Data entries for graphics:
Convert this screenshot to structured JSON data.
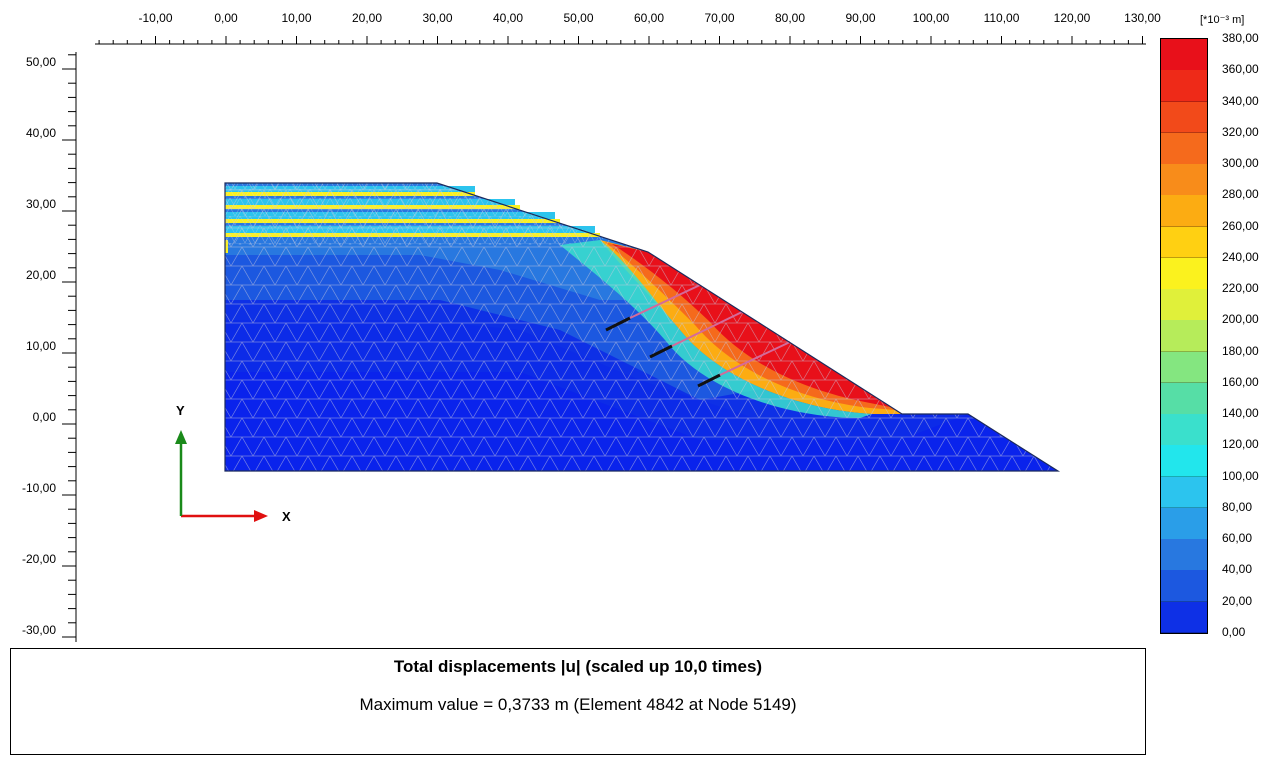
{
  "x_axis": {
    "tick_labels": [
      "-10,00",
      "0,00",
      "10,00",
      "20,00",
      "30,00",
      "40,00",
      "50,00",
      "60,00",
      "70,00",
      "80,00",
      "90,00",
      "100,00",
      "110,00",
      "120,00",
      "130,00"
    ],
    "tick_values": [
      -10,
      0,
      10,
      20,
      30,
      40,
      50,
      60,
      70,
      80,
      90,
      100,
      110,
      120,
      130
    ]
  },
  "y_axis": {
    "tick_labels": [
      "50,00",
      "40,00",
      "30,00",
      "20,00",
      "10,00",
      "0,00",
      "-10,00",
      "-20,00",
      "-30,00"
    ],
    "tick_values": [
      50,
      40,
      30,
      20,
      10,
      0,
      -10,
      -20,
      -30
    ]
  },
  "legend": {
    "unit_label": "[*10⁻³ m]",
    "labels": [
      "380,00",
      "360,00",
      "340,00",
      "320,00",
      "300,00",
      "280,00",
      "260,00",
      "240,00",
      "220,00",
      "200,00",
      "180,00",
      "160,00",
      "140,00",
      "120,00",
      "100,00",
      "80,00",
      "60,00",
      "40,00",
      "20,00",
      "0,00"
    ],
    "colors": [
      "#e8101a",
      "#ee2a18",
      "#f24a1a",
      "#f56a1c",
      "#f88c1a",
      "#fcac12",
      "#ffd012",
      "#fbf21e",
      "#e0f03a",
      "#b6ec5a",
      "#84e680",
      "#56dea6",
      "#3ae0cc",
      "#22e6ec",
      "#2cc4ee",
      "#2a9ee8",
      "#2878e0",
      "#1c58e0",
      "#0e30e6",
      "#0010f0"
    ]
  },
  "coordinate_axes": {
    "x_label": "X",
    "y_label": "Y"
  },
  "info": {
    "title": "Total displacements |u| (scaled up 10,0 times)",
    "max_value": "Maximum value = 0,3733 m (Element 4842 at Node 5149)"
  }
}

- **Instruction**
Without the pictures, output the full listing exactly as it stands.

- **Task answer**
Convert this screenshot to structured JSON data.
{
  "x_axis": {
    "tick_labels": [
      "-10,00",
      "0,00",
      "10,00",
      "20,00",
      "30,00",
      "40,00",
      "50,00",
      "60,00",
      "70,00",
      "80,00",
      "90,00",
      "100,00",
      "110,00",
      "120,00",
      "130,00"
    ],
    "tick_values": [
      -10,
      0,
      10,
      20,
      30,
      40,
      50,
      60,
      70,
      80,
      90,
      100,
      110,
      120,
      130
    ]
  },
  "y_axis": {
    "tick_labels": [
      "50,00",
      "40,00",
      "30,00",
      "20,00",
      "10,00",
      "0,00",
      "-10,00",
      "-20,00",
      "-30,00"
    ],
    "tick_values": [
      50,
      40,
      30,
      20,
      10,
      0,
      -10,
      -20,
      -30
    ]
  },
  "legend": {
    "unit_label": "[*10⁻³ m]",
    "labels": [
      "380,00",
      "360,00",
      "340,00",
      "320,00",
      "300,00",
      "280,00",
      "260,00",
      "240,00",
      "220,00",
      "200,00",
      "180,00",
      "160,00",
      "140,00",
      "120,00",
      "100,00",
      "80,00",
      "60,00",
      "40,00",
      "20,00",
      "0,00"
    ],
    "colors": [
      "#e8101a",
      "#ee2a18",
      "#f24a1a",
      "#f56a1c",
      "#f88c1a",
      "#fcac12",
      "#ffd012",
      "#fbf21e",
      "#e0f03a",
      "#b6ec5a",
      "#84e680",
      "#56dea6",
      "#3ae0cc",
      "#22e6ec",
      "#2cc4ee",
      "#2a9ee8",
      "#2878e0",
      "#1c58e0",
      "#0e30e6",
      "#0010f0"
    ]
  },
  "coordinate_axes": {
    "x_label": "X",
    "y_label": "Y"
  },
  "info": {
    "title": "Total displacements |u| (scaled up 10,0 times)",
    "max_value": "Maximum value = 0,3733 m (Element 4842 at Node 5149)"
  }
}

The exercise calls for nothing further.